(Part of a data file)

:::::

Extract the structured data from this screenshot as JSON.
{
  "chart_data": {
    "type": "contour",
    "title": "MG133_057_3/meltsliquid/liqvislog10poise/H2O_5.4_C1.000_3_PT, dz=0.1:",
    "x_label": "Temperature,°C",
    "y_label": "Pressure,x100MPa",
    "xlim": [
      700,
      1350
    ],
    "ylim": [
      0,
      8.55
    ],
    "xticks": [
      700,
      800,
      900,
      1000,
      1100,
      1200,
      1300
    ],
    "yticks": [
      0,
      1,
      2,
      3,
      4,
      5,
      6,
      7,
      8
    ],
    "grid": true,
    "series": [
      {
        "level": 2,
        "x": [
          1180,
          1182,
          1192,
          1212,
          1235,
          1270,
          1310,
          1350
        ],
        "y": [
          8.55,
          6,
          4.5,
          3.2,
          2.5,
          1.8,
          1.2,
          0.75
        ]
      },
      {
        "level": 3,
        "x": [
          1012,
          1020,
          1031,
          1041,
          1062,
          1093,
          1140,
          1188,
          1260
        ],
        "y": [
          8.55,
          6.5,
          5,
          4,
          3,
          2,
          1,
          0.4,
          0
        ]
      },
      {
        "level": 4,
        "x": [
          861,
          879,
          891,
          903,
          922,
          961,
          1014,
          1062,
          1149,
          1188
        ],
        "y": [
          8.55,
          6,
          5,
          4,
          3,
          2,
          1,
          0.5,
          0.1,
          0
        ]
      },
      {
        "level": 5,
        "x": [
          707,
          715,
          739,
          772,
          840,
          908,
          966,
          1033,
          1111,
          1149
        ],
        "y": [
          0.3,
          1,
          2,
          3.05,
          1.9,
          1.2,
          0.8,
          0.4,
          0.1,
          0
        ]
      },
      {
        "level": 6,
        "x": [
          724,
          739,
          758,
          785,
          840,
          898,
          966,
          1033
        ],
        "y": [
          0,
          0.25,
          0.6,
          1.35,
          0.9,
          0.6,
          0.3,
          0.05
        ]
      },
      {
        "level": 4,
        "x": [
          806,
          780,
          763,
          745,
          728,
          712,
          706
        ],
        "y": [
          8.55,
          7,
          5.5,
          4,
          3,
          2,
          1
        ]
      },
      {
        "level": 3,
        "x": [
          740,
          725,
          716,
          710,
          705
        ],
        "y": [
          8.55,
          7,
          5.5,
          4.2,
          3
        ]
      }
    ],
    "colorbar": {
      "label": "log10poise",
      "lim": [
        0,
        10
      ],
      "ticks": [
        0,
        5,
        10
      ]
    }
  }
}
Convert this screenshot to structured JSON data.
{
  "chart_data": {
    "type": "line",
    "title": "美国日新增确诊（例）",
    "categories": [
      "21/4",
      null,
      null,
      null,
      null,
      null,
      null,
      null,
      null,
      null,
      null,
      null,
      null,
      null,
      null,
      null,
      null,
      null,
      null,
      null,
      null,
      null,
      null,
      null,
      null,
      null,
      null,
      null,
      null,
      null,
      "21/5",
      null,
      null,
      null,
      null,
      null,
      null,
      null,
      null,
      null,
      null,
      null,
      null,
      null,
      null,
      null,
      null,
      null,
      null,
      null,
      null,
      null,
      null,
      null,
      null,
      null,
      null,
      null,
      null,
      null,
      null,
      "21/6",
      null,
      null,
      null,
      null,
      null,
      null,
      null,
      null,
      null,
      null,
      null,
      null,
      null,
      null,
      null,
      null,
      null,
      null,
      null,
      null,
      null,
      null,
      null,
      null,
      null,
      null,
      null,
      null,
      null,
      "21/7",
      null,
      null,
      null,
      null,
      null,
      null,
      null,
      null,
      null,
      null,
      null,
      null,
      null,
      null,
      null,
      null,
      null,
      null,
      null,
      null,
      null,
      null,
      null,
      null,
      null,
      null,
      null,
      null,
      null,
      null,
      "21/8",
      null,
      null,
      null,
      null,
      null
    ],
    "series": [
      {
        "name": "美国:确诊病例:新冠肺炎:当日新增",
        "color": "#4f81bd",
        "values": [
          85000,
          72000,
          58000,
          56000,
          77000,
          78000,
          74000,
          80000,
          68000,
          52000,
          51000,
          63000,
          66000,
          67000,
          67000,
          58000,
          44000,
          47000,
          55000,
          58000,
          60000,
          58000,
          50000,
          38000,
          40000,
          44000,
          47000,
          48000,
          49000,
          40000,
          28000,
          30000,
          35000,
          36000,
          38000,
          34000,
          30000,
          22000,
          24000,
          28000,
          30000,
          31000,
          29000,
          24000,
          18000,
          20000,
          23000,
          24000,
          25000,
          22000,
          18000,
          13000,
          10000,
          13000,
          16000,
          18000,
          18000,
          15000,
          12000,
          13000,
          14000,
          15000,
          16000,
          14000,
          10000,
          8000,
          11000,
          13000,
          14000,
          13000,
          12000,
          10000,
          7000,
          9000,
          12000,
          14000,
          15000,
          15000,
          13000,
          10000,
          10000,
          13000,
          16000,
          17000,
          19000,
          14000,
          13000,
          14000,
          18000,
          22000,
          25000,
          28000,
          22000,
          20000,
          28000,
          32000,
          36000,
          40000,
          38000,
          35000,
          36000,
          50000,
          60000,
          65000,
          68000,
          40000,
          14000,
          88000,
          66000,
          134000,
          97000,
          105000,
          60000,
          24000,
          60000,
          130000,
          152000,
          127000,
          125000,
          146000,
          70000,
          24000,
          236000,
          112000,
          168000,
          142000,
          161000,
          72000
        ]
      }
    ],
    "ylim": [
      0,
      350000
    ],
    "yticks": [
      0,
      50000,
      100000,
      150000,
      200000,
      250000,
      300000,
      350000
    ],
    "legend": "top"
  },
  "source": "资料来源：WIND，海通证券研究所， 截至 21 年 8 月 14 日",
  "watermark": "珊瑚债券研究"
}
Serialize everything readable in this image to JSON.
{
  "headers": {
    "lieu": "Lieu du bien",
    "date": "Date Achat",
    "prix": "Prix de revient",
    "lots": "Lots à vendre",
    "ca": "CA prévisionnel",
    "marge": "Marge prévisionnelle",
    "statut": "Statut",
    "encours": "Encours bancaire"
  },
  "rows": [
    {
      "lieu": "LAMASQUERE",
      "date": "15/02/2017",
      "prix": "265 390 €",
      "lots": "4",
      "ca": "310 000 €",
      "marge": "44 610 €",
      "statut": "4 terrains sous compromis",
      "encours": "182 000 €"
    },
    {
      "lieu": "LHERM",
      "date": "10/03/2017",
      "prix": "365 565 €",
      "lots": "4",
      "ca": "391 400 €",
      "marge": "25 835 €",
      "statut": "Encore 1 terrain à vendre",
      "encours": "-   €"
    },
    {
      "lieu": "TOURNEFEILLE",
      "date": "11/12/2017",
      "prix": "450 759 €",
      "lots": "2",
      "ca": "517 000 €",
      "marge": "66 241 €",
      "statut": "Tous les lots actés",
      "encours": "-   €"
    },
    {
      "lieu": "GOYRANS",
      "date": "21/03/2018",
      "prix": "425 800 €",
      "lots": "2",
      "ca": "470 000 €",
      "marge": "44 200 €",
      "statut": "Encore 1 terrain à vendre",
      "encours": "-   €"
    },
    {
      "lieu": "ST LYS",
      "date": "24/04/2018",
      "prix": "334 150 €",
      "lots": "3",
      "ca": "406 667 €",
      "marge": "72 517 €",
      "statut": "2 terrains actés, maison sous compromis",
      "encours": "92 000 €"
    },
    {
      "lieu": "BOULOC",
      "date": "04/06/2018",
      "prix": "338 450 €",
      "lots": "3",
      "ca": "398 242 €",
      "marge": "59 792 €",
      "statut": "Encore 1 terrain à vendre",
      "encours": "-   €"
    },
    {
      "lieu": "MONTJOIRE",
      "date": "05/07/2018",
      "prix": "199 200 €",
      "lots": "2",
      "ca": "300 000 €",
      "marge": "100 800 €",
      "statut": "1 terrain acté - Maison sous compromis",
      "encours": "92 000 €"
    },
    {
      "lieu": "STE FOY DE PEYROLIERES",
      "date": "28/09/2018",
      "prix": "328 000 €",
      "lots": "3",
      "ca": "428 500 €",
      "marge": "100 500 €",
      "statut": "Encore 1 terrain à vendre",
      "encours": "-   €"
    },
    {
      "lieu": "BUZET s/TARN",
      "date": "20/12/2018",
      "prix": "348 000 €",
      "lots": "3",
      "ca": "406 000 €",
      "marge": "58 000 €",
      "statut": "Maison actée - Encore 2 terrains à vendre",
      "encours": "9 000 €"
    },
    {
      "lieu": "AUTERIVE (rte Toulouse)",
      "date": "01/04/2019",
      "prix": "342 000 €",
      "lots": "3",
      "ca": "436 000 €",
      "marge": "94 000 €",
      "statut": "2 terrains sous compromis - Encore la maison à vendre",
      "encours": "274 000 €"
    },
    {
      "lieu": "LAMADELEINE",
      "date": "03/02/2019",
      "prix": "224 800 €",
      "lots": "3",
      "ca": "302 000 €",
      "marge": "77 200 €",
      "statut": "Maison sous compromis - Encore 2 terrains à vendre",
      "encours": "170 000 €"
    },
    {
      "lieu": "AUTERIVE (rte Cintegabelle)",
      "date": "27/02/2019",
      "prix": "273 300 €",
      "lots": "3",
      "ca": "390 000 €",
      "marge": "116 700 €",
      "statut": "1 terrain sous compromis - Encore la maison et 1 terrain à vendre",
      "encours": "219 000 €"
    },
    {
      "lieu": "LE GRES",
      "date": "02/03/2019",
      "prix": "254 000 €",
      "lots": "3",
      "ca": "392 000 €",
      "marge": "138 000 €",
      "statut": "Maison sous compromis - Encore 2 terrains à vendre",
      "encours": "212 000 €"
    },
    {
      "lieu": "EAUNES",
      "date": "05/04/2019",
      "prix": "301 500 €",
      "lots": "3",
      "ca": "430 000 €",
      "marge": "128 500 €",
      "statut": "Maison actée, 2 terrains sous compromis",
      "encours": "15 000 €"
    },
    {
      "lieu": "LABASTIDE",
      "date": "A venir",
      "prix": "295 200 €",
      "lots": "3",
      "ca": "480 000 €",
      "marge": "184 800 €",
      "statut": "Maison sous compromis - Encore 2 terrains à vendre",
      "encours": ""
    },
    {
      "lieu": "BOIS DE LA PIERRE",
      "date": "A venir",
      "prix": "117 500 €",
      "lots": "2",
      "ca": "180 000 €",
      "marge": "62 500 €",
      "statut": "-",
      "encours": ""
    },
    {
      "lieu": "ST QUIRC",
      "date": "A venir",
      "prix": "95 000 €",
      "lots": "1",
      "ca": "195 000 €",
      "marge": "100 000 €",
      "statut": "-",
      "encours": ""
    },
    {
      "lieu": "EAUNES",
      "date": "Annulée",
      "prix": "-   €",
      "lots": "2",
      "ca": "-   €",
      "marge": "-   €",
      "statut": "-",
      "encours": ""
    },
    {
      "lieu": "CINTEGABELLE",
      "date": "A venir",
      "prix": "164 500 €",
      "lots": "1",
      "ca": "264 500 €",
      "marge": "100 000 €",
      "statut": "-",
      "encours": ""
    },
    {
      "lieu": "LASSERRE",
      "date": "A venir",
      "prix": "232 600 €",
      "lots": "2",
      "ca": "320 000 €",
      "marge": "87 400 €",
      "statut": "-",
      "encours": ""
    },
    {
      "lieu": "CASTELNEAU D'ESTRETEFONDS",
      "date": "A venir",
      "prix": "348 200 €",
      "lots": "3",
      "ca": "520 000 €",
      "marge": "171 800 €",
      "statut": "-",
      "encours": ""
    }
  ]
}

:::::

*Objective:* Gather every line containing the word "level" and copy it.

*Full answer:*
        "level": 2,
        "level": 3,
        "level": 4,
        "level": 5,
        "level": 6,
        "level": 4,
        "level": 3,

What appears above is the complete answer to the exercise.